Extracted information:
** BEGIN **

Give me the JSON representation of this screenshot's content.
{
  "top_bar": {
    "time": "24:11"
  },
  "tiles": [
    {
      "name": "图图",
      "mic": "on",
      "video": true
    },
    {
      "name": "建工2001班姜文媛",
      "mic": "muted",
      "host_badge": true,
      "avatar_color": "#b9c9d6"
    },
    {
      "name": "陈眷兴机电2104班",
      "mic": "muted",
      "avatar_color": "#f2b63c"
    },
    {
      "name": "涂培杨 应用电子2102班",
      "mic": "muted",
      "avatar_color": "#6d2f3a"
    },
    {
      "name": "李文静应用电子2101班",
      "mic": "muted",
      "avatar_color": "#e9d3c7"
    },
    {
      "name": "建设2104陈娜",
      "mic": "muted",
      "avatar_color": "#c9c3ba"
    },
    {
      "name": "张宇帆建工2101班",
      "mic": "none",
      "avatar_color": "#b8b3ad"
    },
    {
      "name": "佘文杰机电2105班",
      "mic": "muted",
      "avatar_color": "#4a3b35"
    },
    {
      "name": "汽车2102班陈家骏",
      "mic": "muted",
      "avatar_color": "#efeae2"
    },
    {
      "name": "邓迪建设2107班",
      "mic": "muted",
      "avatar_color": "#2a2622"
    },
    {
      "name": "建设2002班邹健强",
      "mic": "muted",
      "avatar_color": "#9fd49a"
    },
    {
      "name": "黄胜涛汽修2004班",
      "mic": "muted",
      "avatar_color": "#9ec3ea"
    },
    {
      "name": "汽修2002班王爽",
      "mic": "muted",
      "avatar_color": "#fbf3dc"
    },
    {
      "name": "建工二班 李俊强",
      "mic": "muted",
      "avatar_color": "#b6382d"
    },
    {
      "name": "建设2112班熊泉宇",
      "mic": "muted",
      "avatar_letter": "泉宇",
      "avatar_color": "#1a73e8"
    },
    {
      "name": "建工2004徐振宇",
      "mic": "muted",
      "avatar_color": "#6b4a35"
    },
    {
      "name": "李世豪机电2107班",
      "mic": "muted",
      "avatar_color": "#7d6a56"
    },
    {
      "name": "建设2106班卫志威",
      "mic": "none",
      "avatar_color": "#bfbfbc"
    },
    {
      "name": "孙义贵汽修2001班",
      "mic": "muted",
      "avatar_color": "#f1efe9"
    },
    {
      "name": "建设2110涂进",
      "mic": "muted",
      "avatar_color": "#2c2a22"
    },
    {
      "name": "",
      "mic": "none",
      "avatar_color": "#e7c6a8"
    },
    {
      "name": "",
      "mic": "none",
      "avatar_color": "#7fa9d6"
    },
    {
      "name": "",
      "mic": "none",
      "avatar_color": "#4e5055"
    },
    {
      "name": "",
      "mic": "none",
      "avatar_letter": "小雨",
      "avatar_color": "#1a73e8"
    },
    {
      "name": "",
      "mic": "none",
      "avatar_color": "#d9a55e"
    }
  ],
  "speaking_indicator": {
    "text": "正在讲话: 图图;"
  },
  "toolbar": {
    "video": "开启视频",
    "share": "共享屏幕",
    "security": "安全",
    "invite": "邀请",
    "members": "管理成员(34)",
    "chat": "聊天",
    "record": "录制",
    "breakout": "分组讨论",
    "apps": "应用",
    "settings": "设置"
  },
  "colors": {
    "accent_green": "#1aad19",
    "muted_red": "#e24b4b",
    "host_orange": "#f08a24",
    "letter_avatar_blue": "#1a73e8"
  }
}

** END **

Instruction:
Retype the data in full and match it exactly.

Result for this task:
Give me the JSON representation of this screenshot's content.
{
  "top_bar": {
    "time": "24:11"
  },
  "tiles": [
    {
      "name": "图图",
      "mic": "on",
      "video": true
    },
    {
      "name": "建工2001班姜文媛",
      "mic": "muted",
      "host_badge": true,
      "avatar_color": "#b9c9d6"
    },
    {
      "name": "陈眷兴机电2104班",
      "mic": "muted",
      "avatar_color": "#f2b63c"
    },
    {
      "name": "涂培杨 应用电子2102班",
      "mic": "muted",
      "avatar_color": "#6d2f3a"
    },
    {
      "name": "李文静应用电子2101班",
      "mic": "muted",
      "avatar_color": "#e9d3c7"
    },
    {
      "name": "建设2104陈娜",
      "mic": "muted",
      "avatar_color": "#c9c3ba"
    },
    {
      "name": "张宇帆建工2101班",
      "mic": "none",
      "avatar_color": "#b8b3ad"
    },
    {
      "name": "佘文杰机电2105班",
      "mic": "muted",
      "avatar_color": "#4a3b35"
    },
    {
      "name": "汽车2102班陈家骏",
      "mic": "muted",
      "avatar_color": "#efeae2"
    },
    {
      "name": "邓迪建设2107班",
      "mic": "muted",
      "avatar_color": "#2a2622"
    },
    {
      "name": "建设2002班邹健强",
      "mic": "muted",
      "avatar_color": "#9fd49a"
    },
    {
      "name": "黄胜涛汽修2004班",
      "mic": "muted",
      "avatar_color": "#9ec3ea"
    },
    {
      "name": "汽修2002班王爽",
      "mic": "muted",
      "avatar_color": "#fbf3dc"
    },
    {
      "name": "建工二班 李俊强",
      "mic": "muted",
      "avatar_color": "#b6382d"
    },
    {
      "name": "建设2112班熊泉宇",
      "mic": "muted",
      "avatar_letter": "泉宇",
      "avatar_color": "#1a73e8"
    },
    {
      "name": "建工2004徐振宇",
      "mic": "muted",
      "avatar_color": "#6b4a35"
    },
    {
      "name": "李世豪机电2107班",
      "mic": "muted",
      "avatar_color": "#7d6a56"
    },
    {
      "name": "建设2106班卫志威",
      "mic": "none",
      "avatar_color": "#bfbfbc"
    },
    {
      "name": "孙义贵汽修2001班",
      "mic": "muted",
      "avatar_color": "#f1efe9"
    },
    {
      "name": "建设2110涂进",
      "mic": "muted",
      "avatar_color": "#2c2a22"
    },
    {
      "name": "",
      "mic": "none",
      "avatar_color": "#e7c6a8"
    },
    {
      "name": "",
      "mic": "none",
      "avatar_color": "#7fa9d6"
    },
    {
      "name": "",
      "mic": "none",
      "avatar_color": "#4e5055"
    },
    {
      "name": "",
      "mic": "none",
      "avatar_letter": "小雨",
      "avatar_color": "#1a73e8"
    },
    {
      "name": "",
      "mic": "none",
      "avatar_color": "#d9a55e"
    }
  ],
  "speaking_indicator": {
    "text": "正在讲话: 图图;"
  },
  "toolbar": {
    "video": "开启视频",
    "share": "共享屏幕",
    "security": "安全",
    "invite": "邀请",
    "members": "管理成员(34)",
    "chat": "聊天",
    "record": "录制",
    "breakout": "分组讨论",
    "apps": "应用",
    "settings": "设置"
  },
  "colors": {
    "accent_green": "#1aad19",
    "muted_red": "#e24b4b",
    "host_orange": "#f08a24",
    "letter_avatar_blue": "#1a73e8"
  }
}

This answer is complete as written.